(Your task): Collect every line in the records below that contains the word "Market".

(Records):
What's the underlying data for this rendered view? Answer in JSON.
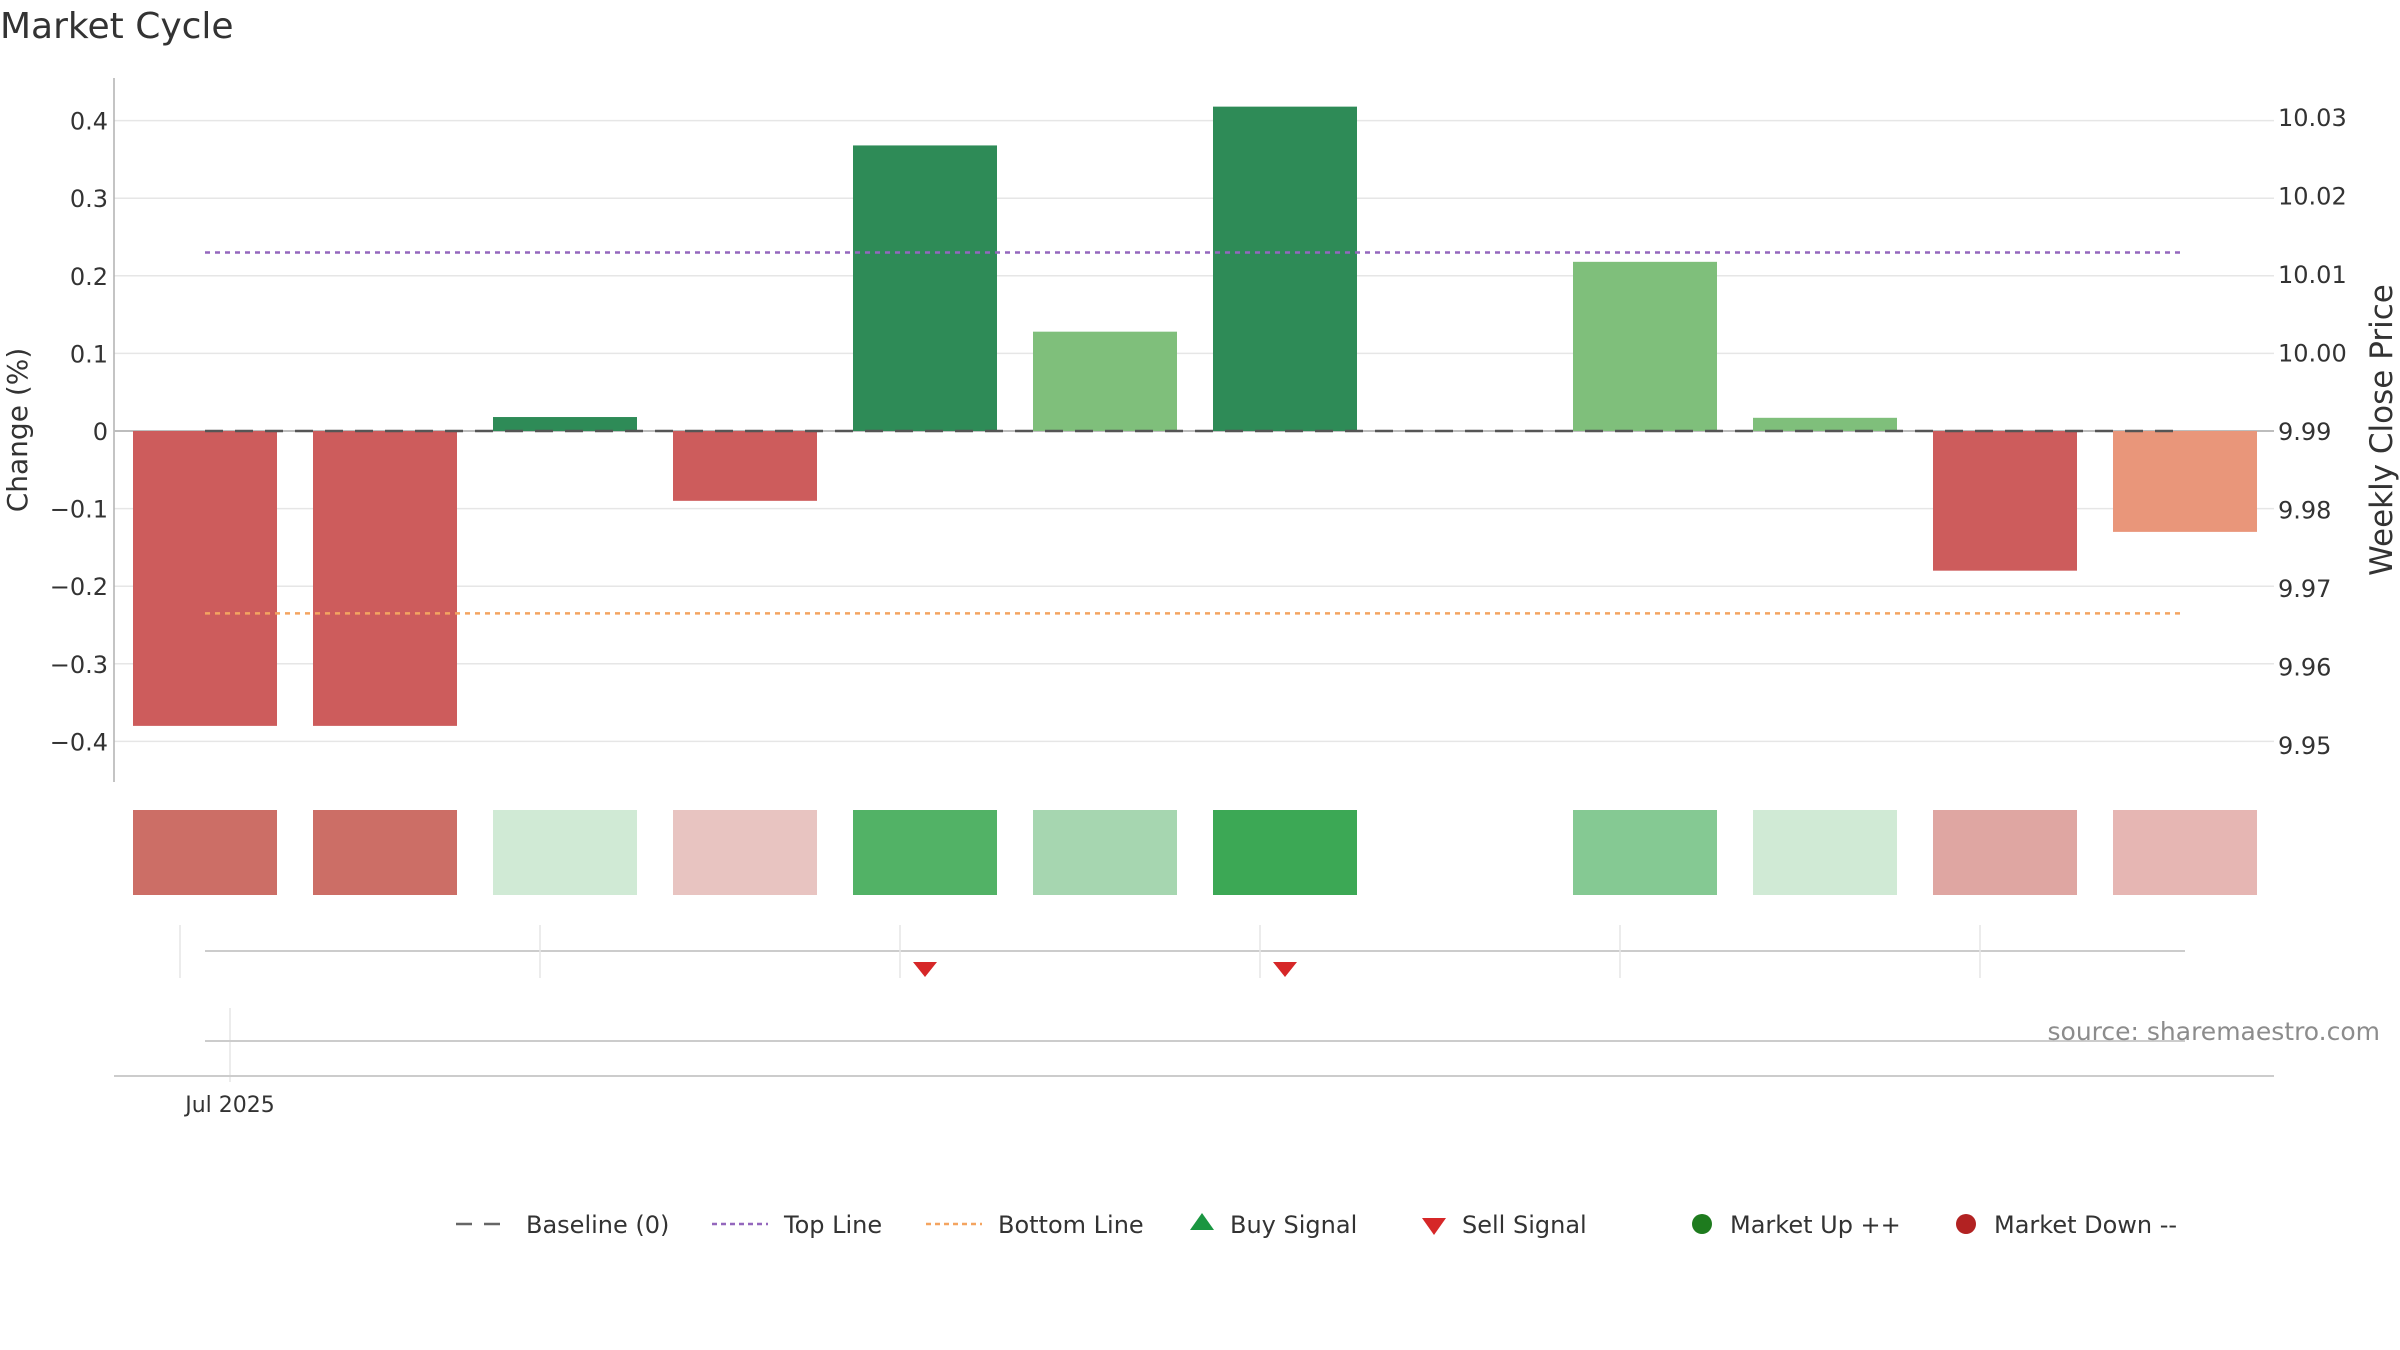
{
  "chart_data": {
    "type": "bar",
    "title": "Market Cycle",
    "ylabel": "Change (%)",
    "y2label": "Weekly Close Price",
    "ylim": [
      -0.45,
      0.45
    ],
    "y2lim": [
      9.9465,
      10.0355
    ],
    "yticks": [
      -0.4,
      -0.3,
      -0.2,
      -0.1,
      0,
      0.1,
      0.2,
      0.3,
      0.4
    ],
    "yticklabels": [
      "−0.4",
      "−0.3",
      "−0.2",
      "−0.1",
      "0",
      "0.1",
      "0.2",
      "0.3",
      "0.4"
    ],
    "y2ticks": [
      9.95,
      9.96,
      9.97,
      9.98,
      9.99,
      10.0,
      10.01,
      10.02,
      10.03
    ],
    "y2ticklabels": [
      "9.95",
      "9.96",
      "9.97",
      "9.98",
      "9.99",
      "10.00",
      "10.01",
      "10.02",
      "10.03"
    ],
    "xticklabel": "Jul 2025",
    "source": "source: sharemaestro.com",
    "top_line": 0.23,
    "bottom_line": -0.235,
    "baseline": 0,
    "bars": [
      {
        "value": -0.38,
        "color": "#cd5c5c",
        "strip": "#cc6e66"
      },
      {
        "value": -0.38,
        "color": "#cd5c5c",
        "strip": "#cc6e66"
      },
      {
        "value": 0.018,
        "color": "#2e8b57",
        "strip": "#d0ead5"
      },
      {
        "value": -0.09,
        "color": "#cd5c5c",
        "strip": "#e8c4c1"
      },
      {
        "value": 0.368,
        "color": "#2e8b57",
        "strip": "#52b266"
      },
      {
        "value": 0.128,
        "color": "#7fbf7b",
        "strip": "#a6d6b0"
      },
      {
        "value": 0.418,
        "color": "#2e8b57",
        "strip": "#3ca855"
      },
      {
        "value": 0,
        "color": "#ffffff",
        "strip": "#ffffff"
      },
      {
        "value": 0.218,
        "color": "#7fbf7b",
        "strip": "#85c993"
      },
      {
        "value": 0.017,
        "color": "#7fbf7b",
        "strip": "#d0ead5"
      },
      {
        "value": -0.18,
        "color": "#cd5c5c",
        "strip": "#dfa6a2"
      },
      {
        "value": -0.13,
        "color": "#e9967a",
        "strip": "#e6b6b3"
      }
    ],
    "sell_signals": [
      4,
      6
    ],
    "legend": [
      {
        "label": "Baseline (0)",
        "kind": "dash",
        "color": "#666666"
      },
      {
        "label": "Top Line",
        "kind": "dotline",
        "color": "#9467bd"
      },
      {
        "label": "Bottom Line",
        "kind": "dotline",
        "color": "#f4a460"
      },
      {
        "label": "Buy Signal",
        "kind": "tri-up",
        "color": "#1a9641"
      },
      {
        "label": "Sell Signal",
        "kind": "tri-down",
        "color": "#d62728"
      },
      {
        "label": "Market Up ++",
        "kind": "dot",
        "color": "#1e7b1e"
      },
      {
        "label": "Market Down --",
        "kind": "dot",
        "color": "#b22222"
      }
    ]
  }
}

(Result below):
    "title": "Market Cycle",
        "label": "Market Up ++",
        "label": "Market Down --",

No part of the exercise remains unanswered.